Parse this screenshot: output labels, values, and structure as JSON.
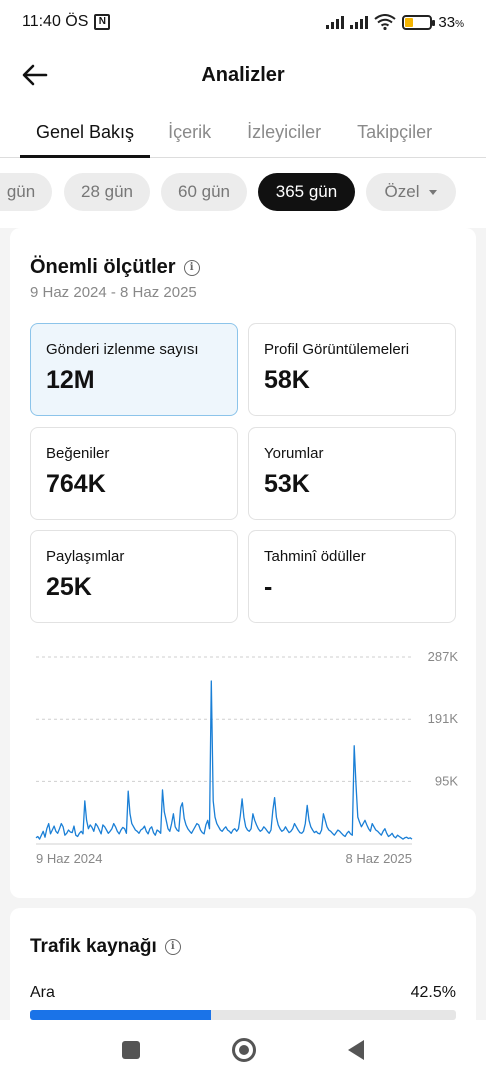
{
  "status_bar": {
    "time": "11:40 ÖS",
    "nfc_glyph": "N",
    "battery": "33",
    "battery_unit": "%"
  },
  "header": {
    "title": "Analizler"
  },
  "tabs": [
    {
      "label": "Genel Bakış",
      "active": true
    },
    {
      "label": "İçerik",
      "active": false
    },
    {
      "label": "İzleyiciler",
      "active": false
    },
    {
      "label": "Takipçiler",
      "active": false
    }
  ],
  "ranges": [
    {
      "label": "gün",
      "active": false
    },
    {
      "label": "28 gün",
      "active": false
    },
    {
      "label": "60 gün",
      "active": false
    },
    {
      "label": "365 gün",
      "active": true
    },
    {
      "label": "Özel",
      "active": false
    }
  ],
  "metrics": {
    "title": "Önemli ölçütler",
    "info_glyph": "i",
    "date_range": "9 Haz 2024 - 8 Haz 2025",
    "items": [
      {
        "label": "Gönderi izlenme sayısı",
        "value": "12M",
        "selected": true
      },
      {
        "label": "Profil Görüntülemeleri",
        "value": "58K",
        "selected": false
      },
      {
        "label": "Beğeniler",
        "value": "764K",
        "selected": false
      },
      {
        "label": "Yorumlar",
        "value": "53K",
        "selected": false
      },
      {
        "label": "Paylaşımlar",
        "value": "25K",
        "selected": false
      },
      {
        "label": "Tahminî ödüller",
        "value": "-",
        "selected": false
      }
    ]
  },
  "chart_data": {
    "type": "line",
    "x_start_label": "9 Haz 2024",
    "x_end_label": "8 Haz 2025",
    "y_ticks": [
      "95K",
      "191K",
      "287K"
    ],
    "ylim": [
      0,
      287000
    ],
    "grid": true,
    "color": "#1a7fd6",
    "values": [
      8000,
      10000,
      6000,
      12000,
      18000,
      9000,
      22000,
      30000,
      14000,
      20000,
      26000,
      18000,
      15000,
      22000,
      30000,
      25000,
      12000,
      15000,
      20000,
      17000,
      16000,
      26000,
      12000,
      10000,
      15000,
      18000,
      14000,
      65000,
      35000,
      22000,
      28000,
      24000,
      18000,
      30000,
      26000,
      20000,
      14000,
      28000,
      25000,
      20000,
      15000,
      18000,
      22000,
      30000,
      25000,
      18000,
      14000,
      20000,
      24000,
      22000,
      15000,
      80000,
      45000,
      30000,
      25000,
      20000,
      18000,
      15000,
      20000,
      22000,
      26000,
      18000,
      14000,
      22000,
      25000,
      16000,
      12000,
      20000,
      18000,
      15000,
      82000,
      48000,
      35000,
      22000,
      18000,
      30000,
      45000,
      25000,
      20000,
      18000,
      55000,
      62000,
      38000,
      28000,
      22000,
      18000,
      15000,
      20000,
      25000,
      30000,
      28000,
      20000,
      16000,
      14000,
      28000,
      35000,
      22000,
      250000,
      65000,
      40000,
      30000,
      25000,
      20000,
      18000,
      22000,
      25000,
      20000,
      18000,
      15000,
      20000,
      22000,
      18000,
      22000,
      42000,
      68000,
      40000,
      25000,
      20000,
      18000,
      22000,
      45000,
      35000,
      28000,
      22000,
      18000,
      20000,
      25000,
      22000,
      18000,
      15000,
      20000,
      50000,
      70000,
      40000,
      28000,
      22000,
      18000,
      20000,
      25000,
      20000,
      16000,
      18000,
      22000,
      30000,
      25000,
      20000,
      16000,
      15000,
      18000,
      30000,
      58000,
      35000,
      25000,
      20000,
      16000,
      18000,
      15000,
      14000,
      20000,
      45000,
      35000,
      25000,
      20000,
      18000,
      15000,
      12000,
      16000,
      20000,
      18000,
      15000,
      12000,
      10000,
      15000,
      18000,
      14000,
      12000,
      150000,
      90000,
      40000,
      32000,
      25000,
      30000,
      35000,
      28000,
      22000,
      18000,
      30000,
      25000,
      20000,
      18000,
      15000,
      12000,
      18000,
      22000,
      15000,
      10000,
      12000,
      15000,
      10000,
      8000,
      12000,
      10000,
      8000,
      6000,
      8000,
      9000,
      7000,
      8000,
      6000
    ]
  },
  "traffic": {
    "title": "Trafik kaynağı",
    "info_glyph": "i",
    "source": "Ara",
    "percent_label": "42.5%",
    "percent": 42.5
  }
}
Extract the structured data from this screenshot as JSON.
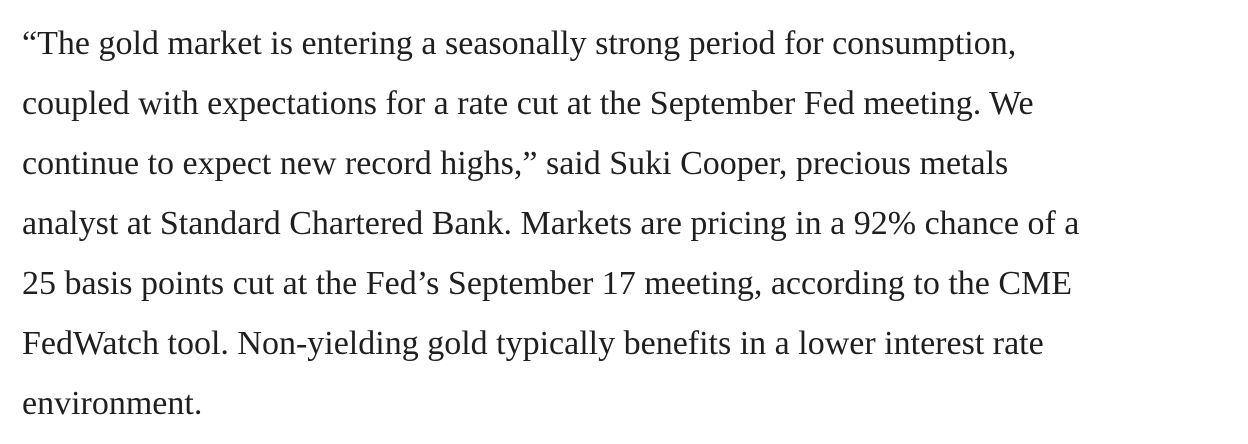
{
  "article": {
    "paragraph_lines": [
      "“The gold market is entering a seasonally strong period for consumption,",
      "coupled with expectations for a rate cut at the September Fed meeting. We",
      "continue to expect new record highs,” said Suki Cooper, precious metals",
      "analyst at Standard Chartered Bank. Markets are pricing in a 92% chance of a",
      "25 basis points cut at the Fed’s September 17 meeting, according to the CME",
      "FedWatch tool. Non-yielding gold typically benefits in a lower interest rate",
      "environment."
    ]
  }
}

══════════════════════════════

PROBLEM DESCRIPTION: Your task is to return the entries above exactly, with no pictures.

TASK SOLUTION:
Parse this screenshot: output labels, values, and structure as JSON.
{
  "status_bar": {
    "time": "11:40 ÖS",
    "nfc_glyph": "N",
    "battery": "33",
    "battery_unit": "%"
  },
  "header": {
    "title": "Analizler"
  },
  "tabs": [
    {
      "label": "Genel Bakış",
      "active": true
    },
    {
      "label": "İçerik",
      "active": false
    },
    {
      "label": "İzleyiciler",
      "active": false
    },
    {
      "label": "Takipçiler",
      "active": false
    }
  ],
  "ranges": [
    {
      "label": "gün",
      "active": false
    },
    {
      "label": "28 gün",
      "active": false
    },
    {
      "label": "60 gün",
      "active": false
    },
    {
      "label": "365 gün",
      "active": true
    },
    {
      "label": "Özel",
      "active": false
    }
  ],
  "metrics": {
    "title": "Önemli ölçütler",
    "info_glyph": "i",
    "date_range": "9 Haz 2024 - 8 Haz 2025",
    "items": [
      {
        "label": "Gönderi izlenme sayısı",
        "value": "12M",
        "selected": true
      },
      {
        "label": "Profil Görüntülemeleri",
        "value": "58K",
        "selected": false
      },
      {
        "label": "Beğeniler",
        "value": "764K",
        "selected": false
      },
      {
        "label": "Yorumlar",
        "value": "53K",
        "selected": false
      },
      {
        "label": "Paylaşımlar",
        "value": "25K",
        "selected": false
      },
      {
        "label": "Tahminî ödüller",
        "value": "-",
        "selected": false
      }
    ]
  },
  "chart_data": {
    "type": "line",
    "x_start_label": "9 Haz 2024",
    "x_end_label": "8 Haz 2025",
    "y_ticks": [
      "95K",
      "191K",
      "287K"
    ],
    "ylim": [
      0,
      287000
    ],
    "grid": true,
    "color": "#1a7fd6",
    "values": [
      8000,
      10000,
      6000,
      12000,
      18000,
      9000,
      22000,
      30000,
      14000,
      20000,
      26000,
      18000,
      15000,
      22000,
      30000,
      25000,
      12000,
      15000,
      20000,
      17000,
      16000,
      26000,
      12000,
      10000,
      15000,
      18000,
      14000,
      65000,
      35000,
      22000,
      28000,
      24000,
      18000,
      30000,
      26000,
      20000,
      14000,
      28000,
      25000,
      20000,
      15000,
      18000,
      22000,
      30000,
      25000,
      18000,
      14000,
      20000,
      24000,
      22000,
      15000,
      80000,
      45000,
      30000,
      25000,
      20000,
      18000,
      15000,
      20000,
      22000,
      26000,
      18000,
      14000,
      22000,
      25000,
      16000,
      12000,
      20000,
      18000,
      15000,
      82000,
      48000,
      35000,
      22000,
      18000,
      30000,
      45000,
      25000,
      20000,
      18000,
      55000,
      62000,
      38000,
      28000,
      22000,
      18000,
      15000,
      20000,
      25000,
      30000,
      28000,
      20000,
      16000,
      14000,
      28000,
      35000,
      22000,
      250000,
      65000,
      40000,
      30000,
      25000,
      20000,
      18000,
      22000,
      25000,
      20000,
      18000,
      15000,
      20000,
      22000,
      18000,
      22000,
      42000,
      68000,
      40000,
      25000,
      20000,
      18000,
      22000,
      45000,
      35000,
      28000,
      22000,
      18000,
      20000,
      25000,
      22000,
      18000,
      15000,
      20000,
      50000,
      70000,
      40000,
      28000,
      22000,
      18000,
      20000,
      25000,
      20000,
      16000,
      18000,
      22000,
      30000,
      25000,
      20000,
      16000,
      15000,
      18000,
      30000,
      58000,
      35000,
      25000,
      20000,
      16000,
      18000,
      15000,
      14000,
      20000,
      45000,
      35000,
      25000,
      20000,
      18000,
      15000,
      12000,
      16000,
      20000,
      18000,
      15000,
      12000,
      10000,
      15000,
      18000,
      14000,
      12000,
      150000,
      90000,
      40000,
      32000,
      25000,
      30000,
      35000,
      28000,
      22000,
      18000,
      30000,
      25000,
      20000,
      18000,
      15000,
      12000,
      18000,
      22000,
      15000,
      10000,
      12000,
      15000,
      10000,
      8000,
      12000,
      10000,
      8000,
      6000,
      8000,
      9000,
      7000,
      8000,
      6000
    ]
  },
  "traffic": {
    "title": "Trafik kaynağı",
    "info_glyph": "i",
    "source": "Ara",
    "percent_label": "42.5%",
    "percent": 42.5
  }
}
Extract the structured data from this screenshot as JSON.
{
  "article": {
    "paragraph_lines": [
      "“The gold market is entering a seasonally strong period for consumption,",
      "coupled with expectations for a rate cut at the September Fed meeting. We",
      "continue to expect new record highs,” said Suki Cooper, precious metals",
      "analyst at Standard Chartered Bank. Markets are pricing in a 92% chance of a",
      "25 basis points cut at the Fed’s September 17 meeting, according to the CME",
      "FedWatch tool. Non-yielding gold typically benefits in a lower interest rate",
      "environment."
    ]
  }
}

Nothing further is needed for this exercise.